(Extracted data entries)
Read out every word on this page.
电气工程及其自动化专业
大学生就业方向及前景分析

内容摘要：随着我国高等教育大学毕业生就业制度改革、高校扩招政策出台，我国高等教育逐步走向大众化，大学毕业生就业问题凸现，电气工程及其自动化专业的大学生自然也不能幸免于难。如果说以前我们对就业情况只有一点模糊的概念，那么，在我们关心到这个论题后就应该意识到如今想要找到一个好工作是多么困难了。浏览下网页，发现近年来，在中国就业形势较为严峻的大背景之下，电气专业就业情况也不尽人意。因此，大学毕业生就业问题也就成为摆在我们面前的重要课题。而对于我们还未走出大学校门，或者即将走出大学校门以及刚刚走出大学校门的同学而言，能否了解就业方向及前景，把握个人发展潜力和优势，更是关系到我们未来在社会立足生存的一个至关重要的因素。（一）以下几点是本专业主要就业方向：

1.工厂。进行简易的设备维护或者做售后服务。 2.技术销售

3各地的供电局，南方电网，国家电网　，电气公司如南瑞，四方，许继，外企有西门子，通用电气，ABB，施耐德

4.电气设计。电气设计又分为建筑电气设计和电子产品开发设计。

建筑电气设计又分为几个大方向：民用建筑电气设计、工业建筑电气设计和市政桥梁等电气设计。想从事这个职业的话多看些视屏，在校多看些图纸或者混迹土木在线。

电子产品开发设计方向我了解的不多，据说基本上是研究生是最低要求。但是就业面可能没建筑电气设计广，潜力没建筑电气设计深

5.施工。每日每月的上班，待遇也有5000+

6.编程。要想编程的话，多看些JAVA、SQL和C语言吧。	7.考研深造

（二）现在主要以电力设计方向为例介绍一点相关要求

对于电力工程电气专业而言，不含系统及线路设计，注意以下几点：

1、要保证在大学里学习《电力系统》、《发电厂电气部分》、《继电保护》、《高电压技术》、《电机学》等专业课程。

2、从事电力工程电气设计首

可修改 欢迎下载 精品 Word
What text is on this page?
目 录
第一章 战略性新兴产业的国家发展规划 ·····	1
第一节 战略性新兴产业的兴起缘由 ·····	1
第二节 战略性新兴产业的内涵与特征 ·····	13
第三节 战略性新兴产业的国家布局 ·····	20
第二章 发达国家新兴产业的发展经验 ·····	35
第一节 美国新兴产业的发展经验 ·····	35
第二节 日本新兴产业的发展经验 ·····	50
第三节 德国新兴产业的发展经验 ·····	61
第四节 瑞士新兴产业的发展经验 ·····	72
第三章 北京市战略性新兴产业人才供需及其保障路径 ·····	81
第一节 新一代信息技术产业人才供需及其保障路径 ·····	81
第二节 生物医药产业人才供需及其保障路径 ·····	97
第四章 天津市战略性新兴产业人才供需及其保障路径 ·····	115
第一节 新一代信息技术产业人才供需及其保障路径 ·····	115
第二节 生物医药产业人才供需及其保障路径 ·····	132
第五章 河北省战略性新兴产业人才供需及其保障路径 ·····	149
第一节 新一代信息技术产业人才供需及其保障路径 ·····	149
--
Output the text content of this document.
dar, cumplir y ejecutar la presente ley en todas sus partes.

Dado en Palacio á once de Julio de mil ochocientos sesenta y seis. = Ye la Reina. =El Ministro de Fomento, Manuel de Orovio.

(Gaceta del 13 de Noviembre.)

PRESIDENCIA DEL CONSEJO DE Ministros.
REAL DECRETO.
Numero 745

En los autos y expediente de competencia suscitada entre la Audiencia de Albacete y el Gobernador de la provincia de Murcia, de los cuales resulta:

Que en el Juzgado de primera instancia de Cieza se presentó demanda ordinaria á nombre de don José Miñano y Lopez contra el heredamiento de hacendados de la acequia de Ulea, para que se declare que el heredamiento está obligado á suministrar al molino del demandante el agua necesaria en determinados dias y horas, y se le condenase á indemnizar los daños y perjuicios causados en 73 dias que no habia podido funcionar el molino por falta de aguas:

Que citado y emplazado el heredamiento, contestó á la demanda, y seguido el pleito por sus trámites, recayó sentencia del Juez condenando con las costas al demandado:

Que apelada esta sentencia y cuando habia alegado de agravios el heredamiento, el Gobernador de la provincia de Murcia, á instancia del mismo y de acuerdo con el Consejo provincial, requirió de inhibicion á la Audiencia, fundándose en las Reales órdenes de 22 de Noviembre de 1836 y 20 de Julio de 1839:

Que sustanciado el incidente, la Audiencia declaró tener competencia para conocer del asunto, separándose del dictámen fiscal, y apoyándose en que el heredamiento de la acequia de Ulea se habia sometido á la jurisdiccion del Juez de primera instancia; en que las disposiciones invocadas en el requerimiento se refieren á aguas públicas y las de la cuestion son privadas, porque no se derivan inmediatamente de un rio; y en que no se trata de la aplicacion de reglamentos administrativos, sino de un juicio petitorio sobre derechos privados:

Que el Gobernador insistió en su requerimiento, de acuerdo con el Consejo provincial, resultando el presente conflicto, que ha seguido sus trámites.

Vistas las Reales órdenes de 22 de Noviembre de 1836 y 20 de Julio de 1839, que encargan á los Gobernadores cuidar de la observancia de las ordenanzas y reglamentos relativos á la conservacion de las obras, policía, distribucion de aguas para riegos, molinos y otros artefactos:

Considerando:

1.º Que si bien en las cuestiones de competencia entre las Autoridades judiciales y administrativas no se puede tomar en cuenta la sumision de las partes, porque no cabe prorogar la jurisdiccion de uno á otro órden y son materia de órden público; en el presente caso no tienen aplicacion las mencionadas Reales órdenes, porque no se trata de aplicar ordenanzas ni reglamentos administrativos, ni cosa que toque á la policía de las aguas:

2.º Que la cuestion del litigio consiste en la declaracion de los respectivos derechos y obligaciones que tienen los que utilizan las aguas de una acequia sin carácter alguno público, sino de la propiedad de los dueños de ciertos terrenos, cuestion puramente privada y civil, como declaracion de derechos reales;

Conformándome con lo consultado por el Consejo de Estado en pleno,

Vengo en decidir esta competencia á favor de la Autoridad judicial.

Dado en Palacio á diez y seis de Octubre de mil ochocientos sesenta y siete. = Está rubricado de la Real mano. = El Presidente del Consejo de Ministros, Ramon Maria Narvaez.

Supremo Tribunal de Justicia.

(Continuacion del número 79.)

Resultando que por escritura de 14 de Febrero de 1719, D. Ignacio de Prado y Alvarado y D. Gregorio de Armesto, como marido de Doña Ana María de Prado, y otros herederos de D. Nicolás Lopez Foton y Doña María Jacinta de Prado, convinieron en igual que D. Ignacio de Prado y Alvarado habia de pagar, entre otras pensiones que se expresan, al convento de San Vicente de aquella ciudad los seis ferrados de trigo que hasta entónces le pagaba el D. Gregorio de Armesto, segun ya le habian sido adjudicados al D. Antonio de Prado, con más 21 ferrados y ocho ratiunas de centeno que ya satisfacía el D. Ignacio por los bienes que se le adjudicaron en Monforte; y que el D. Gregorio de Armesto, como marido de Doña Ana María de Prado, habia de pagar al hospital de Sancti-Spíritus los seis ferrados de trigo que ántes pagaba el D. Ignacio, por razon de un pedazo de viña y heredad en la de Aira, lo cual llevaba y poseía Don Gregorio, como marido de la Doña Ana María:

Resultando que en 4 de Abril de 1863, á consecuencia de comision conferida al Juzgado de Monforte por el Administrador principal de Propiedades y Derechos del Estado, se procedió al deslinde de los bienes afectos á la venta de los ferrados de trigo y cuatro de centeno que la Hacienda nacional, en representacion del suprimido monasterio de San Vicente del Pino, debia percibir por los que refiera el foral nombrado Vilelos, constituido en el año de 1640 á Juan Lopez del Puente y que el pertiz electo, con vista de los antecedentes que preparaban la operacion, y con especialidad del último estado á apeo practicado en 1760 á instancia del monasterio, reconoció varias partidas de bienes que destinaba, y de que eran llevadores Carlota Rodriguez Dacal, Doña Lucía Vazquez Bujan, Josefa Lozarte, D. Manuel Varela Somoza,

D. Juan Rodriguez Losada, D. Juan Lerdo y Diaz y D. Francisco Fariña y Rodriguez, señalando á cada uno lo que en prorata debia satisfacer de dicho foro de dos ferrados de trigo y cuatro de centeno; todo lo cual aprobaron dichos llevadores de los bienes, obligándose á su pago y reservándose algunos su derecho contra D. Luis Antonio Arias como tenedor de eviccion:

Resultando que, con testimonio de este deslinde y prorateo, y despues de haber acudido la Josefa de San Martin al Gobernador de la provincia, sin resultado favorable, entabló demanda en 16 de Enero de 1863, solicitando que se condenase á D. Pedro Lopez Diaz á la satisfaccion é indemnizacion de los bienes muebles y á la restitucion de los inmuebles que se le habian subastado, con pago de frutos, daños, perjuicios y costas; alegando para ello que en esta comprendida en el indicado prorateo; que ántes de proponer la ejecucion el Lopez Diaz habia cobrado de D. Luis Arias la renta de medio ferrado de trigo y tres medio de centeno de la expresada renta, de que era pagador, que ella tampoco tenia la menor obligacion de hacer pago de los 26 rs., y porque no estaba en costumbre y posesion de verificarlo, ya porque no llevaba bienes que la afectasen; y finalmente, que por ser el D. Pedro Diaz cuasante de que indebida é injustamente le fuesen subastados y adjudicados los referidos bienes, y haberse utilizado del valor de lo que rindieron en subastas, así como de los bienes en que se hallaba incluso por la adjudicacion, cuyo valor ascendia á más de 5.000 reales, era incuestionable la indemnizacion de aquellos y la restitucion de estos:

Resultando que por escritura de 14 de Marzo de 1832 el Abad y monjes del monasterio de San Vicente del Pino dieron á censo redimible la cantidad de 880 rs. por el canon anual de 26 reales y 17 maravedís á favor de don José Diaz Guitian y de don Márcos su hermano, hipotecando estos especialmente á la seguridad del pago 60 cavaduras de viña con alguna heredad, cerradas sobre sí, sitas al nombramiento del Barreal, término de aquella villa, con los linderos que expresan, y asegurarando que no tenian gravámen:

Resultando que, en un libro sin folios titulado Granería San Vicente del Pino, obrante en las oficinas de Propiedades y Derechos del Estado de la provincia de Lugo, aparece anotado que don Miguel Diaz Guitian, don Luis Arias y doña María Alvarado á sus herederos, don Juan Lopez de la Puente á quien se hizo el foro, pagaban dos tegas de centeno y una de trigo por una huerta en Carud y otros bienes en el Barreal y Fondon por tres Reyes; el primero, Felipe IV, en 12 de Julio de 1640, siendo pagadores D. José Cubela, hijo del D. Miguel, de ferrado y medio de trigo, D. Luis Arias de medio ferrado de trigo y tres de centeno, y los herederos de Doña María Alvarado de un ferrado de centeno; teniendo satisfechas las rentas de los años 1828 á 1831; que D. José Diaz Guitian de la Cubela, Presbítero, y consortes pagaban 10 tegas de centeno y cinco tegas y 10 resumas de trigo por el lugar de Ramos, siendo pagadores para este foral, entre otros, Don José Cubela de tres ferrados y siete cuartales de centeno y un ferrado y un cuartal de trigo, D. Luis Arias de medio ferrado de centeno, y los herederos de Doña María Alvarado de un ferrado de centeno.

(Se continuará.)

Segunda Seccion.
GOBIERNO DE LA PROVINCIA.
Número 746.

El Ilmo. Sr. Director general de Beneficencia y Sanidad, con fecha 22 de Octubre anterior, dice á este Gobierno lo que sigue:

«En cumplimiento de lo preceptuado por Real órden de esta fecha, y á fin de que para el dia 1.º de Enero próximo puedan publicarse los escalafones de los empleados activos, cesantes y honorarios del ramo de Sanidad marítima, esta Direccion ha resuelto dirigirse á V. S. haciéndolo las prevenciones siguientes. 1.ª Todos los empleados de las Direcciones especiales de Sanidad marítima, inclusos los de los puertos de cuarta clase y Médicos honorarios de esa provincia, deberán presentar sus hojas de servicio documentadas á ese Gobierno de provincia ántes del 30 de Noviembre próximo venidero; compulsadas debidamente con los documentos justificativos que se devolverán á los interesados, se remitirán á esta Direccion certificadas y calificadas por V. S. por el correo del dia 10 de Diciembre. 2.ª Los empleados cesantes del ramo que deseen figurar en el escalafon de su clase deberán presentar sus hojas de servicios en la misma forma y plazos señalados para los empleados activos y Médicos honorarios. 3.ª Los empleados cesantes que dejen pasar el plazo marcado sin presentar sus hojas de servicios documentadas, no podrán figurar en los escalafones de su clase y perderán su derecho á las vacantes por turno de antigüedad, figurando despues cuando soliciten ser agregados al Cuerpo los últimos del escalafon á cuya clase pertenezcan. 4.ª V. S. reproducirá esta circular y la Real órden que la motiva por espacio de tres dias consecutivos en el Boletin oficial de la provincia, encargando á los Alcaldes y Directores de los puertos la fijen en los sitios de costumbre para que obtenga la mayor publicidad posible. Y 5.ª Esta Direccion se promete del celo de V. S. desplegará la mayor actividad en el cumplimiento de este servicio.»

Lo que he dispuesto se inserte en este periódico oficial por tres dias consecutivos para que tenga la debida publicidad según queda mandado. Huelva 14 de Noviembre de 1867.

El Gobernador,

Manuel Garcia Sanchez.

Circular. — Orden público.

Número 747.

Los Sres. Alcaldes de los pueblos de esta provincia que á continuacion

What you need to do –
Review the material and copy each line in which the word "provincial" appears.

Full response –
Que apelada esta sentencia y cuando habia alegado de agravios el heredamiento, el Gobernador de la provincia de Murcia, á instancia del mismo y de acuerdo con el Consejo provincial, requirió de inhibicion á la Audiencia, fundándose en las Reales órdenes de 22 de Noviembre de 1836 y 20 de Julio de 1839:
Que el Gobernador insistió en su requerimiento, de acuerdo con el Consejo provincial, resultando el presente conflicto, que ha seguido sus trámites.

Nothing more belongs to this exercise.